→ Data listing:
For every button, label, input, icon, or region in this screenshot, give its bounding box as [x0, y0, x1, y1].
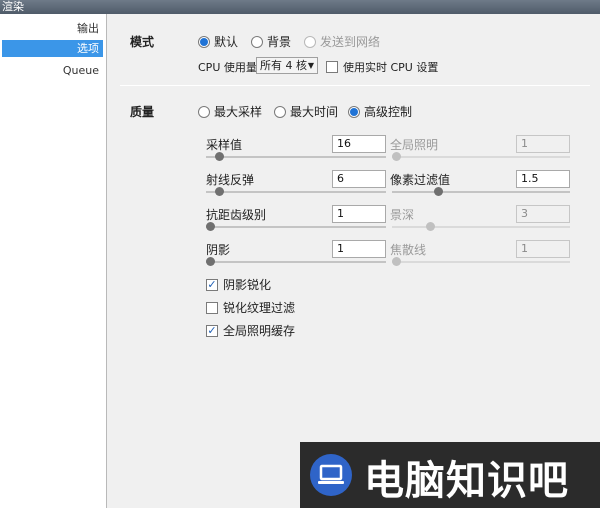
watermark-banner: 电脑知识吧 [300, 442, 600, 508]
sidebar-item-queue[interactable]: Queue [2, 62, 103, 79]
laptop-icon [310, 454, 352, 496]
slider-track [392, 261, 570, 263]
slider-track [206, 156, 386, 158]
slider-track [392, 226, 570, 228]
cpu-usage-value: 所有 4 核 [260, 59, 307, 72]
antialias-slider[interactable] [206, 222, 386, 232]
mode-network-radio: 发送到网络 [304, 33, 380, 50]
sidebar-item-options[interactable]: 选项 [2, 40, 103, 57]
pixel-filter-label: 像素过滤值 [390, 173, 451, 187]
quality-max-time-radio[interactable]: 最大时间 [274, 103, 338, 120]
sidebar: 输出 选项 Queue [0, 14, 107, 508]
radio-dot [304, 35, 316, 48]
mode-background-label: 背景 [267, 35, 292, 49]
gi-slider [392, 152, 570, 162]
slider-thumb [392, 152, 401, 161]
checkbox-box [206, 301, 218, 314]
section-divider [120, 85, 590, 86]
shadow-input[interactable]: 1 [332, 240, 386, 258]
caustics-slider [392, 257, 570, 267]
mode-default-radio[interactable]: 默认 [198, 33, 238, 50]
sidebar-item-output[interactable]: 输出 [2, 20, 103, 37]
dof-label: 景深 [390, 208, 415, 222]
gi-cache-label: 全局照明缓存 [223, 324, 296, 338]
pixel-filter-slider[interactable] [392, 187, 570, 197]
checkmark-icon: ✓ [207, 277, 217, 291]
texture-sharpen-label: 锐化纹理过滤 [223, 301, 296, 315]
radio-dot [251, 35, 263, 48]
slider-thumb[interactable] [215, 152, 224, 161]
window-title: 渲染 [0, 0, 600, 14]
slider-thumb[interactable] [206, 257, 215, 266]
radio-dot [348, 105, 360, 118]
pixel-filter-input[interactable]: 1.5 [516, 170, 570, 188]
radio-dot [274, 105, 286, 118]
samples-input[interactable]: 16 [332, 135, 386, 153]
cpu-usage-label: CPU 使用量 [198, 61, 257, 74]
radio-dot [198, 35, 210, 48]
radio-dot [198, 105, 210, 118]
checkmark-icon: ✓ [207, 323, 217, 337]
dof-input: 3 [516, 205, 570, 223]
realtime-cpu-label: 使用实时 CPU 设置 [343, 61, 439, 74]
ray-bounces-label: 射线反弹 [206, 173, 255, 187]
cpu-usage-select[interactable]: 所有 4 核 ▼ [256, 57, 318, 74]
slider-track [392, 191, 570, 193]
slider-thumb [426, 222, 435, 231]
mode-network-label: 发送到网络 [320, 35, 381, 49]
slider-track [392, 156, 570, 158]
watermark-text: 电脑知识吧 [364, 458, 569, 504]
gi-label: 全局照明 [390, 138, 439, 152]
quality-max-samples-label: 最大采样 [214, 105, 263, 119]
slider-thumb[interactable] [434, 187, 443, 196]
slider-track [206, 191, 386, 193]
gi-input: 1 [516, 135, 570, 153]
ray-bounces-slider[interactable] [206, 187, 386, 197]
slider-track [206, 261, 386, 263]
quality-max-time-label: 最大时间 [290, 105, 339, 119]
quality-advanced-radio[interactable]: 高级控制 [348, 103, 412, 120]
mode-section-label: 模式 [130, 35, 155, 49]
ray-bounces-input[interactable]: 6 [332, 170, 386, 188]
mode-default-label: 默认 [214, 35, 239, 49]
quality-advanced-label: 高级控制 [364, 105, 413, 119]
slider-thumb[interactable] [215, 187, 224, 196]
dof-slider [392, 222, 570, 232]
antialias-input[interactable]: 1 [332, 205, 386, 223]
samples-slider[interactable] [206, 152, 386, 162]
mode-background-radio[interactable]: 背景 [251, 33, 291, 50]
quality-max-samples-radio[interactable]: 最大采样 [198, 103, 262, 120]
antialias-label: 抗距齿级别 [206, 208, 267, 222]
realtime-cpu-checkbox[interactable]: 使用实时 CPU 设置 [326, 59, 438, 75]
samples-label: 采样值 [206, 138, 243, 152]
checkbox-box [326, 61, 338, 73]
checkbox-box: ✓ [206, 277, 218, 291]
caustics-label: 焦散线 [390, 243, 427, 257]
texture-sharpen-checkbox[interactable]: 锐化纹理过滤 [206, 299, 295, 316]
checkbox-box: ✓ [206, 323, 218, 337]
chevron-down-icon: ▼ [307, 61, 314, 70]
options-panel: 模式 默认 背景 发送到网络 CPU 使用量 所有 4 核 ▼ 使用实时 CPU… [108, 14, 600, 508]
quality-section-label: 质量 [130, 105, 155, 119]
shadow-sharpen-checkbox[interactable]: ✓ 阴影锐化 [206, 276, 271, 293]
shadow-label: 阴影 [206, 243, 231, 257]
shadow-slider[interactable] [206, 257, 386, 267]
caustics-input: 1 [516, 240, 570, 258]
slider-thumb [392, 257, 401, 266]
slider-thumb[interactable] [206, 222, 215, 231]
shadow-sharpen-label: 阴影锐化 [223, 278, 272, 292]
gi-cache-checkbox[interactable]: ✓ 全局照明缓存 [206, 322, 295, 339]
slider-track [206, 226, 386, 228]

→ The request: Copy every row above word for word, but leave the pictures out.

→ Written answer:
For every button, label, input, icon, or region in this screenshot, give its bounding box as [x0, y0, x1, y1].
watermark-banner: 电脑知识吧 [300, 442, 600, 508]
sidebar-item-queue[interactable]: Queue [2, 62, 103, 79]
laptop-icon [310, 454, 352, 496]
slider-track [392, 261, 570, 263]
slider-track [206, 156, 386, 158]
slider-track [392, 226, 570, 228]
cpu-usage-value: 所有 4 核 [260, 59, 307, 72]
antialias-slider[interactable] [206, 222, 386, 232]
mode-network-radio: 发送到网络 [304, 33, 380, 50]
sidebar-item-options[interactable]: 选项 [2, 40, 103, 57]
pixel-filter-label: 像素过滤值 [390, 173, 451, 187]
quality-max-time-radio[interactable]: 最大时间 [274, 103, 338, 120]
sidebar: 输出 选项 Queue [0, 14, 107, 508]
radio-dot [304, 35, 316, 48]
mode-background-label: 背景 [267, 35, 292, 49]
gi-slider [392, 152, 570, 162]
slider-thumb [392, 152, 401, 161]
checkbox-box [206, 301, 218, 314]
section-divider [120, 85, 590, 86]
shadow-input[interactable]: 1 [332, 240, 386, 258]
caustics-slider [392, 257, 570, 267]
mode-default-radio[interactable]: 默认 [198, 33, 238, 50]
sidebar-item-output[interactable]: 输出 [2, 20, 103, 37]
dof-label: 景深 [390, 208, 415, 222]
gi-cache-label: 全局照明缓存 [223, 324, 296, 338]
pixel-filter-slider[interactable] [392, 187, 570, 197]
checkmark-icon: ✓ [207, 277, 217, 291]
texture-sharpen-label: 锐化纹理过滤 [223, 301, 296, 315]
radio-dot [251, 35, 263, 48]
slider-thumb[interactable] [215, 152, 224, 161]
window-title: 渲染 [0, 0, 600, 14]
slider-thumb[interactable] [206, 257, 215, 266]
radio-dot [348, 105, 360, 118]
pixel-filter-input[interactable]: 1.5 [516, 170, 570, 188]
radio-dot [274, 105, 286, 118]
samples-input[interactable]: 16 [332, 135, 386, 153]
cpu-usage-label: CPU 使用量 [198, 61, 257, 74]
radio-dot [198, 35, 210, 48]
radio-dot [198, 105, 210, 118]
checkmark-icon: ✓ [207, 323, 217, 337]
dof-input: 3 [516, 205, 570, 223]
realtime-cpu-label: 使用实时 CPU 设置 [343, 61, 439, 74]
ray-bounces-label: 射线反弹 [206, 173, 255, 187]
cpu-usage-select[interactable]: 所有 4 核 ▼ [256, 57, 318, 74]
slider-track [392, 191, 570, 193]
slider-thumb [426, 222, 435, 231]
mode-network-label: 发送到网络 [320, 35, 381, 49]
slider-track [392, 156, 570, 158]
watermark-text: 电脑知识吧 [364, 458, 569, 504]
gi-label: 全局照明 [390, 138, 439, 152]
quality-max-samples-label: 最大采样 [214, 105, 263, 119]
slider-thumb[interactable] [434, 187, 443, 196]
slider-track [206, 191, 386, 193]
gi-input: 1 [516, 135, 570, 153]
ray-bounces-slider[interactable] [206, 187, 386, 197]
slider-track [206, 261, 386, 263]
quality-max-time-label: 最大时间 [290, 105, 339, 119]
quality-advanced-radio[interactable]: 高级控制 [348, 103, 412, 120]
mode-section-label: 模式 [130, 35, 155, 49]
ray-bounces-input[interactable]: 6 [332, 170, 386, 188]
mode-default-label: 默认 [214, 35, 239, 49]
quality-advanced-label: 高级控制 [364, 105, 413, 119]
slider-thumb[interactable] [215, 187, 224, 196]
dof-slider [392, 222, 570, 232]
antialias-input[interactable]: 1 [332, 205, 386, 223]
samples-slider[interactable] [206, 152, 386, 162]
mode-background-radio[interactable]: 背景 [251, 33, 291, 50]
quality-max-samples-radio[interactable]: 最大采样 [198, 103, 262, 120]
antialias-label: 抗距齿级别 [206, 208, 267, 222]
realtime-cpu-checkbox[interactable]: 使用实时 CPU 设置 [326, 59, 438, 75]
samples-label: 采样值 [206, 138, 243, 152]
checkbox-box [326, 61, 338, 73]
checkbox-box: ✓ [206, 277, 218, 291]
caustics-label: 焦散线 [390, 243, 427, 257]
texture-sharpen-checkbox[interactable]: 锐化纹理过滤 [206, 299, 295, 316]
checkbox-box: ✓ [206, 323, 218, 337]
chevron-down-icon: ▼ [307, 61, 314, 70]
options-panel: 模式 默认 背景 发送到网络 CPU 使用量 所有 4 核 ▼ 使用实时 CPU… [108, 14, 600, 508]
quality-section-label: 质量 [130, 105, 155, 119]
shadow-sharpen-checkbox[interactable]: ✓ 阴影锐化 [206, 276, 271, 293]
shadow-label: 阴影 [206, 243, 231, 257]
shadow-slider[interactable] [206, 257, 386, 267]
caustics-input: 1 [516, 240, 570, 258]
slider-thumb [392, 257, 401, 266]
slider-thumb[interactable] [206, 222, 215, 231]
shadow-sharpen-label: 阴影锐化 [223, 278, 272, 292]
gi-cache-checkbox[interactable]: ✓ 全局照明缓存 [206, 322, 295, 339]
slider-track [206, 226, 386, 228]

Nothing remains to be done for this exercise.